DATASET:

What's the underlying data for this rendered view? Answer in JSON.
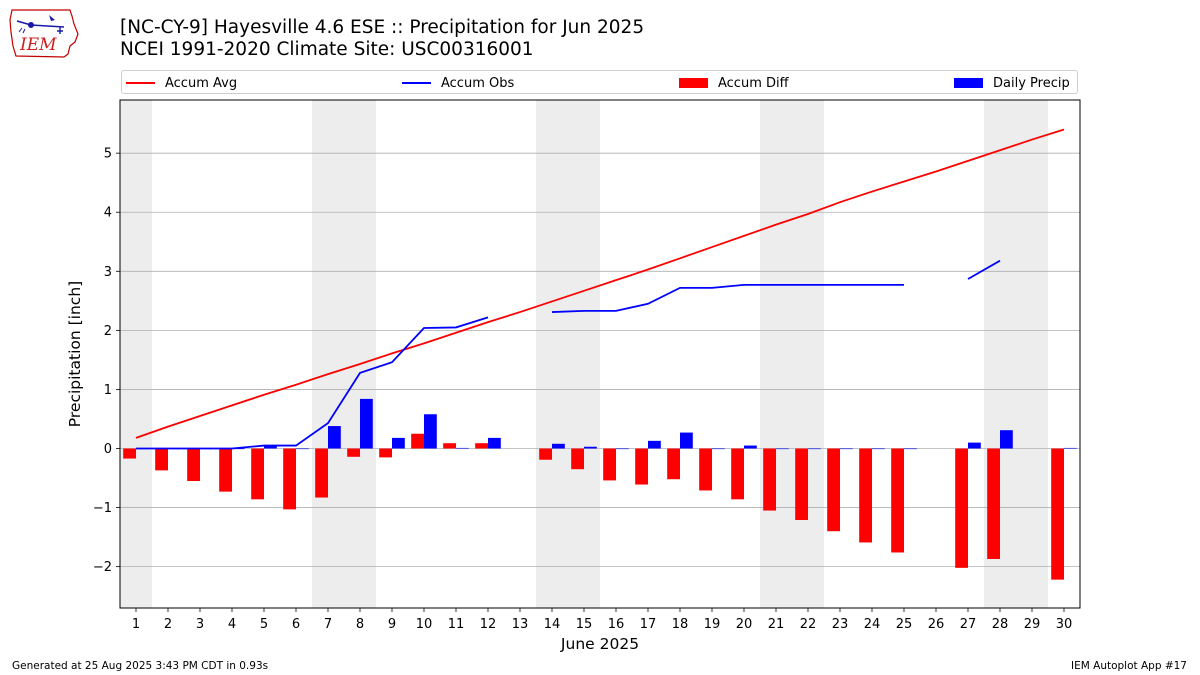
{
  "logo": {
    "text": "IEM"
  },
  "header": {
    "title_line1": "[NC-CY-9] Hayesville 4.6 ESE :: Precipitation for Jun 2025",
    "title_line2": "NCEI 1991-2020 Climate Site: USC00316001"
  },
  "footer": {
    "left": "Generated at 25 Aug 2025 3:43 PM CDT in 0.93s",
    "right": "IEM Autoplot App #17"
  },
  "colors": {
    "accum_avg": "#ff0000",
    "accum_obs": "#0000ff",
    "accum_diff": "#ff0000",
    "daily_precip": "#0000ff",
    "weekend_shade": "#ededed",
    "grid": "#b0b0b0"
  },
  "chart_data": {
    "type": "bar",
    "xlabel": "June 2025",
    "ylabel": "Precipitation [inch]",
    "ylim": [
      -2.7,
      5.9
    ],
    "yticks": [
      -2,
      -1,
      0,
      1,
      2,
      3,
      4,
      5
    ],
    "ytick_labels": [
      "−2",
      "−1",
      "0",
      "1",
      "2",
      "3",
      "4",
      "5"
    ],
    "grid": "horizontal",
    "legend_position": "top",
    "days": [
      "1",
      "2",
      "3",
      "4",
      "5",
      "6",
      "7",
      "8",
      "9",
      "10",
      "11",
      "12",
      "13",
      "14",
      "15",
      "16",
      "17",
      "18",
      "19",
      "20",
      "21",
      "22",
      "23",
      "24",
      "25",
      "26",
      "27",
      "28",
      "29",
      "30"
    ],
    "weekend_days": [
      1,
      7,
      8,
      14,
      15,
      21,
      22,
      28,
      29
    ],
    "series": [
      {
        "name": "Accum Avg",
        "kind": "line",
        "values": [
          0.18,
          0.37,
          0.55,
          0.73,
          0.91,
          1.08,
          1.26,
          1.43,
          1.61,
          1.78,
          1.96,
          2.14,
          2.31,
          2.49,
          2.67,
          2.85,
          3.03,
          3.22,
          3.41,
          3.6,
          3.79,
          3.97,
          4.17,
          4.35,
          4.52,
          4.69,
          4.87,
          5.05,
          5.23,
          5.4
        ]
      },
      {
        "name": "Accum Obs",
        "kind": "line",
        "values": [
          0.0,
          0.0,
          0.0,
          0.0,
          0.05,
          0.05,
          0.43,
          1.28,
          1.46,
          2.04,
          2.05,
          2.22,
          null,
          2.31,
          2.33,
          2.33,
          2.45,
          2.72,
          2.72,
          2.77,
          2.77,
          2.77,
          2.77,
          2.77,
          2.77,
          null,
          2.87,
          3.18,
          null,
          null
        ]
      },
      {
        "name": "Accum Diff",
        "kind": "bar",
        "values": [
          -0.17,
          -0.37,
          -0.55,
          -0.73,
          -0.86,
          -1.03,
          -0.83,
          -0.14,
          -0.15,
          0.25,
          0.09,
          0.09,
          null,
          -0.19,
          -0.35,
          -0.54,
          -0.61,
          -0.52,
          -0.71,
          -0.86,
          -1.05,
          -1.21,
          -1.4,
          -1.59,
          -1.76,
          null,
          -2.02,
          -1.87,
          null,
          -2.22
        ]
      },
      {
        "name": "Daily Precip",
        "kind": "bar",
        "values": [
          0.0,
          0.0,
          0.0,
          0.0,
          0.05,
          0.0,
          0.38,
          0.84,
          0.18,
          0.58,
          0.01,
          0.18,
          null,
          0.08,
          0.03,
          0.0,
          0.13,
          0.27,
          0.0,
          0.05,
          0.0,
          0.0,
          0.0,
          0.0,
          0.0,
          null,
          0.1,
          0.31,
          null,
          0.01
        ]
      }
    ]
  }
}
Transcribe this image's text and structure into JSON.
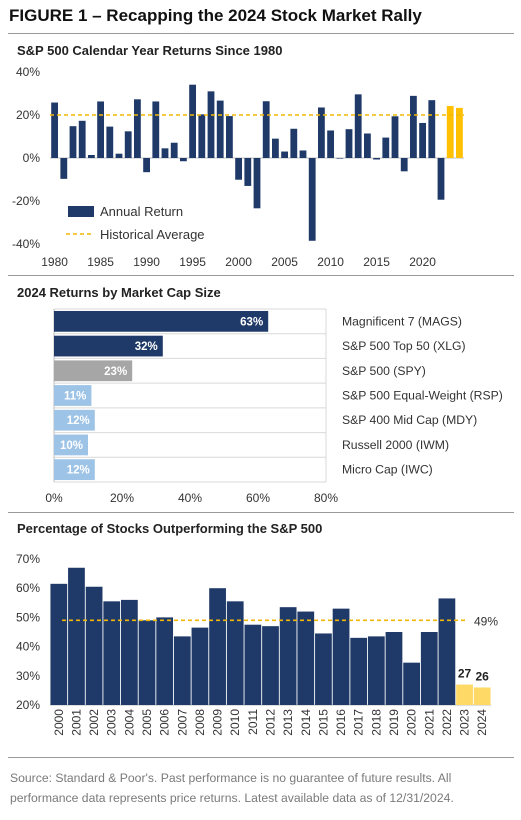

WHAT IS ASKED: Scan the lines for the string "text". Pick out every line that has it.

OUTPUT OF THE TASK:
    "text": "IEM"
Transcribe this image's text and structure into JSON.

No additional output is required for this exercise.